» GIVEN PROBLEM: Check every line of the material below for the string "наличии", and return the ones that have it.

» RECORDS SHOWN:
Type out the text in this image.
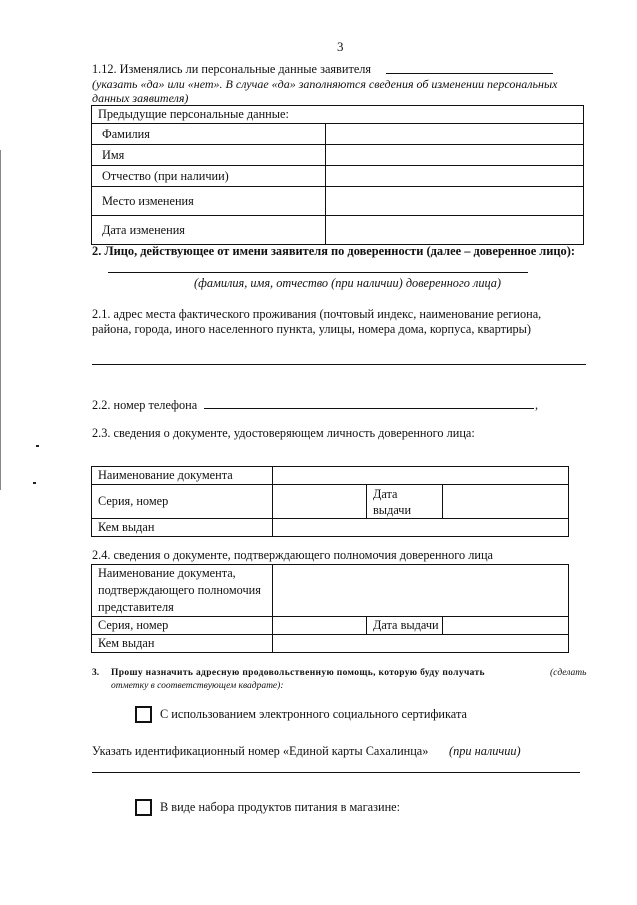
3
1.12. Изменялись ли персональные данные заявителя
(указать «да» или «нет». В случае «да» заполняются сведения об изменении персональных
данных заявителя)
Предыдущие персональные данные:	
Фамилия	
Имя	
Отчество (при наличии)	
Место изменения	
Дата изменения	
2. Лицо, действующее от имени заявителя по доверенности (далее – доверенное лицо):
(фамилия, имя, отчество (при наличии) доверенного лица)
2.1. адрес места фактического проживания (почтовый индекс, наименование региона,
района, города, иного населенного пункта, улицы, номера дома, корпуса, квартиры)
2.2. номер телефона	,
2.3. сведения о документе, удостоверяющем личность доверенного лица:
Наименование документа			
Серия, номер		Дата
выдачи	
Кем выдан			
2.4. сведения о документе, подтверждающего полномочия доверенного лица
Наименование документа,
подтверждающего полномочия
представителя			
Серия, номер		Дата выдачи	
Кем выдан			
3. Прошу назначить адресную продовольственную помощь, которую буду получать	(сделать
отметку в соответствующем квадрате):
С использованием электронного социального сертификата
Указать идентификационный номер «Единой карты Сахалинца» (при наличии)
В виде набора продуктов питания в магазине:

* * *

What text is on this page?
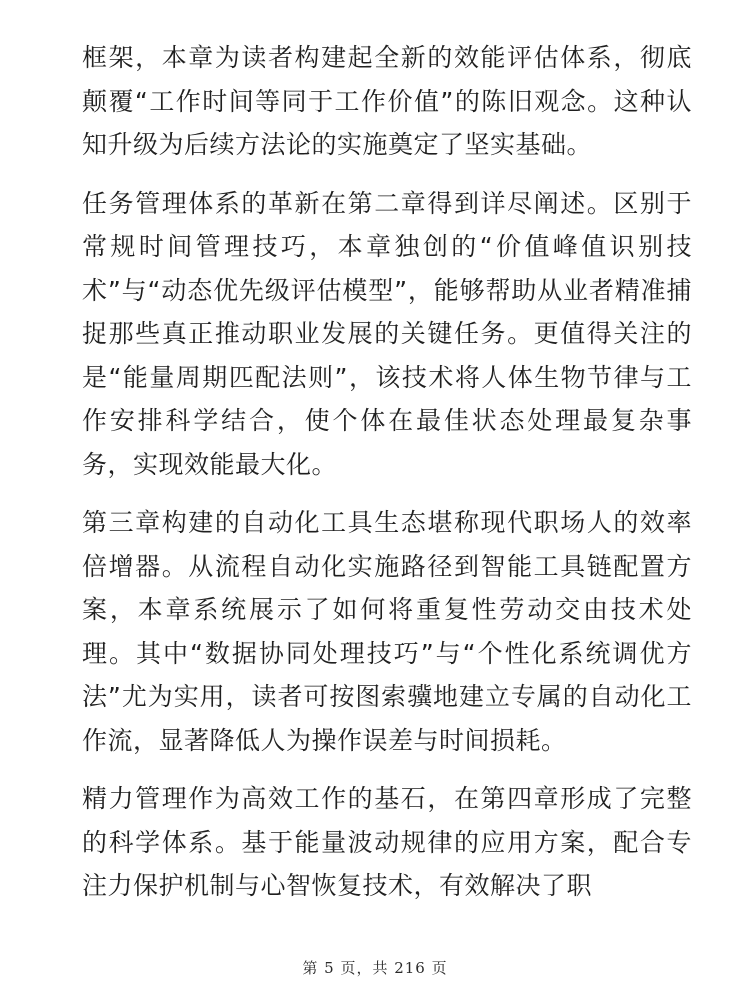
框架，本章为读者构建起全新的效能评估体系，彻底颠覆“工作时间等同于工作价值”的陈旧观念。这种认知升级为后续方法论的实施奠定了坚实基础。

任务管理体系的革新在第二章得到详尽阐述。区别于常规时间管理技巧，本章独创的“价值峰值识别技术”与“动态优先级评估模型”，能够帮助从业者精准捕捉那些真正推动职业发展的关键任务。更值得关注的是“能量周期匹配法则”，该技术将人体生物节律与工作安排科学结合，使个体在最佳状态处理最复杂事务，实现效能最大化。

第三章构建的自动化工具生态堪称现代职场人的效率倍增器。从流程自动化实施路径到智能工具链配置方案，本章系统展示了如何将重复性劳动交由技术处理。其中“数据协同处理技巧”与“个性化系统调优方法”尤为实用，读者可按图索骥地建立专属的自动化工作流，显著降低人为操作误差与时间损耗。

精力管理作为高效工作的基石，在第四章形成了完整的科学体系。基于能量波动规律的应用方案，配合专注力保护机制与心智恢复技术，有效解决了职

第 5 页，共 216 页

» SOLUTION TO THIS EXERCISE:
Отчество (при наличии)	
(фамилия, имя, отчество (при наличии) доверенного лица)
Указать идентификационный номер «Единой карты Сахалинца» (при наличии)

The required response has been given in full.